* **Supplied data**
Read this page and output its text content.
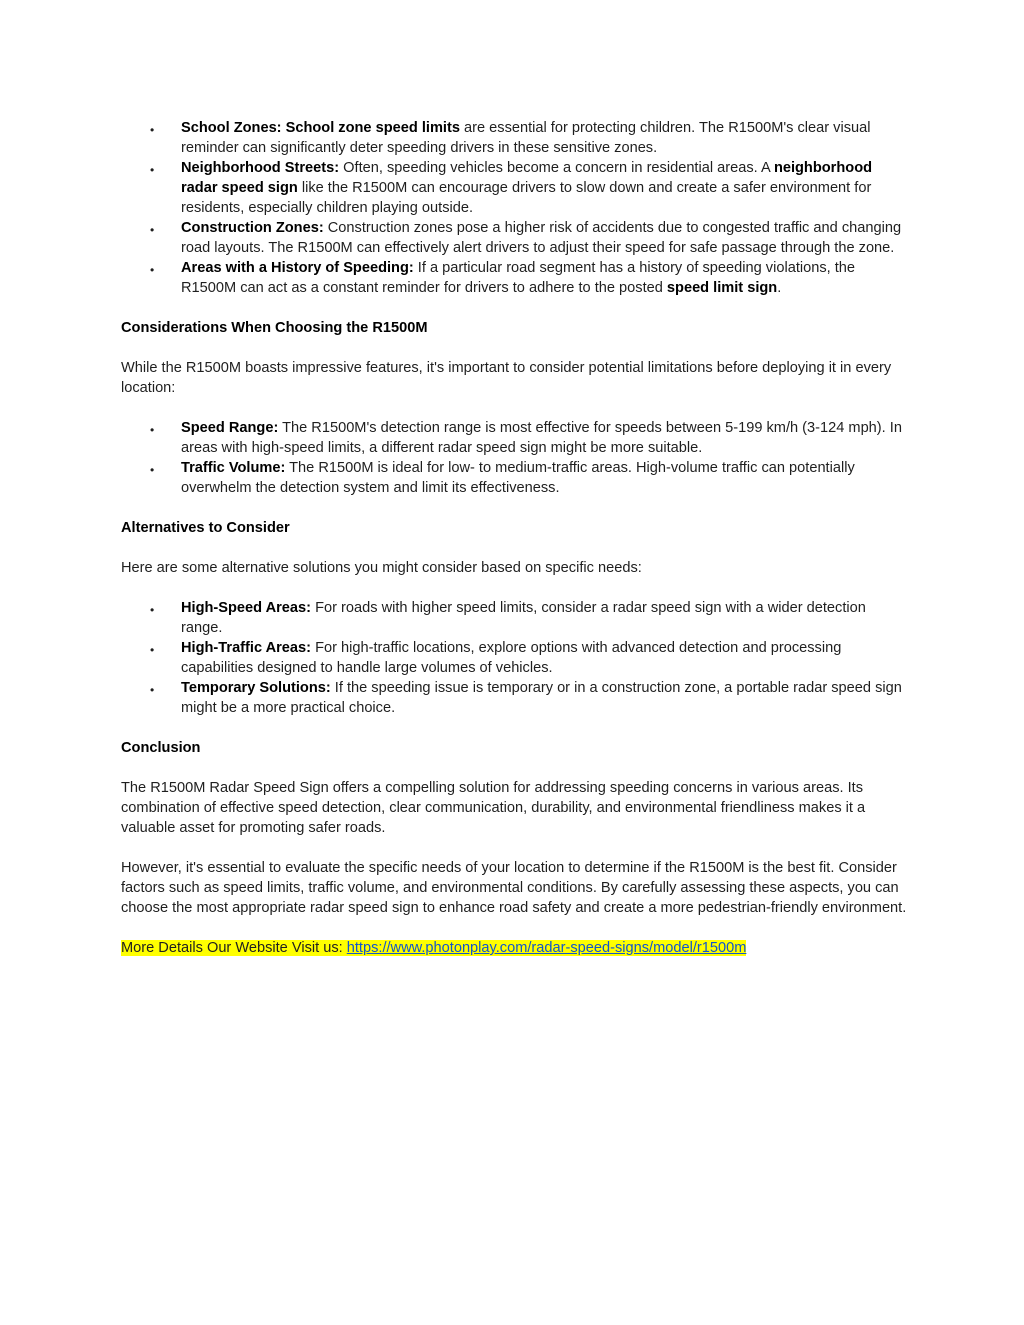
• School Zones: School zone speed limits are essential for protecting children. The R1500M's clear visual reminder can significantly deter speeding drivers in these sensitive zones.
• Neighborhood Streets: Often, speeding vehicles become a concern in residential areas. A neighborhood radar speed sign like the R1500M can encourage drivers to slow down and create a safer environment for residents, especially children playing outside.
• Construction Zones: Construction zones pose a higher risk of accidents due to congested traffic and changing road layouts. The R1500M can effectively alert drivers to adjust their speed for safe passage through the zone.
• Areas with a History of Speeding: If a particular road segment has a history of speeding violations, the R1500M can act as a constant reminder for drivers to adhere to the posted speed limit sign.

Considerations When Choosing the R1500M

While the R1500M boasts impressive features, it's important to consider potential limitations before deploying it in every location:

• Speed Range: The R1500M's detection range is most effective for speeds between 5-199 km/h (3-124 mph). In areas with high-speed limits, a different radar speed sign might be more suitable.
• Traffic Volume: The R1500M is ideal for low- to medium-traffic areas. High-volume traffic can potentially overwhelm the detection system and limit its effectiveness.

Alternatives to Consider

Here are some alternative solutions you might consider based on specific needs:

• High-Speed Areas: For roads with higher speed limits, consider a radar speed sign with a wider detection range.
• High-Traffic Areas: For high-traffic locations, explore options with advanced detection and processing capabilities designed to handle large volumes of vehicles.
• Temporary Solutions: If the speeding issue is temporary or in a construction zone, a portable radar speed sign might be a more practical choice.

Conclusion

The R1500M Radar Speed Sign offers a compelling solution for addressing speeding concerns in various areas. Its combination of effective speed detection, clear communication, durability, and environmental friendliness makes it a valuable asset for promoting safer roads.

However, it's essential to evaluate the specific needs of your location to determine if the R1500M is the best fit. Consider factors such as speed limits, traffic volume, and environmental conditions. By carefully assessing these aspects, you can choose the most appropriate radar speed sign to enhance road safety and create a more pedestrian-friendly environment.

More Details Our Website Visit us: https://www.photonplay.com/radar-speed-signs/model/r1500m
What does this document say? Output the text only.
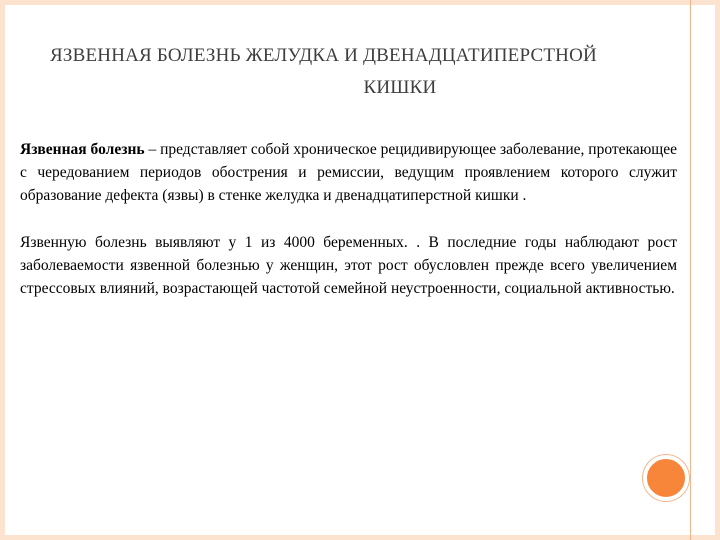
ЯЗВЕННАЯ БОЛЕЗНЬ ЖЕЛУДКА И ДВЕНАДЦАТИПЕРСТНОЙ
КИШКИ

Язвенная болезнь – представляет собой хроническое рецидивирующее заболевание, протекающее с чередованием периодов обострения и ремиссии, ведущим проявлением которого служит образование дефекта (язвы) в стенке желудка и двенадцатиперстной кишки .

Язвенную болезнь выявляют у 1 из 4000 беременных. . В последние годы наблюдают рост заболеваемости язвенной болезнью у женщин, этот рост обусловлен прежде всего увеличением стрессовых влияний, возрастающей частотой семейной неустроенности, социальной активностью.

* **Exercise task**
Copy out all the data without changing anything, and drop the pictures.

* **Worked solution**
Read this page and output its text content.
• School Zones: School zone speed limits are essential for protecting children. The R1500M's clear visual reminder can significantly deter speeding drivers in these sensitive zones.
• Neighborhood Streets: Often, speeding vehicles become a concern in residential areas. A neighborhood radar speed sign like the R1500M can encourage drivers to slow down and create a safer environment for residents, especially children playing outside.
• Construction Zones: Construction zones pose a higher risk of accidents due to congested traffic and changing road layouts. The R1500M can effectively alert drivers to adjust their speed for safe passage through the zone.
• Areas with a History of Speeding: If a particular road segment has a history of speeding violations, the R1500M can act as a constant reminder for drivers to adhere to the posted speed limit sign.

Considerations When Choosing the R1500M

While the R1500M boasts impressive features, it's important to consider potential limitations before deploying it in every location:

• Speed Range: The R1500M's detection range is most effective for speeds between 5-199 km/h (3-124 mph). In areas with high-speed limits, a different radar speed sign might be more suitable.
• Traffic Volume: The R1500M is ideal for low- to medium-traffic areas. High-volume traffic can potentially overwhelm the detection system and limit its effectiveness.

Alternatives to Consider

Here are some alternative solutions you might consider based on specific needs:

• High-Speed Areas: For roads with higher speed limits, consider a radar speed sign with a wider detection range.
• High-Traffic Areas: For high-traffic locations, explore options with advanced detection and processing capabilities designed to handle large volumes of vehicles.
• Temporary Solutions: If the speeding issue is temporary or in a construction zone, a portable radar speed sign might be a more practical choice.

Conclusion

The R1500M Radar Speed Sign offers a compelling solution for addressing speeding concerns in various areas. Its combination of effective speed detection, clear communication, durability, and environmental friendliness makes it a valuable asset for promoting safer roads.

However, it's essential to evaluate the specific needs of your location to determine if the R1500M is the best fit. Consider factors such as speed limits, traffic volume, and environmental conditions. By carefully assessing these aspects, you can choose the most appropriate radar speed sign to enhance road safety and create a more pedestrian-friendly environment.

More Details Our Website Visit us: https://www.photonplay.com/radar-speed-signs/model/r1500m
What does this document say? Output the text only.
ЯЗВЕННАЯ БОЛЕЗНЬ ЖЕЛУДКА И ДВЕНАДЦАТИПЕРСТНОЙ
КИШКИ

Язвенная болезнь – представляет собой хроническое рецидивирующее заболевание, протекающее с чередованием периодов обострения и ремиссии, ведущим проявлением которого служит образование дефекта (язвы) в стенке желудка и двенадцатиперстной кишки .

Язвенную болезнь выявляют у 1 из 4000 беременных. . В последние годы наблюдают рост заболеваемости язвенной болезнью у женщин, этот рост обусловлен прежде всего увеличением стрессовых влияний, возрастающей частотой семейной неустроенности, социальной активностью.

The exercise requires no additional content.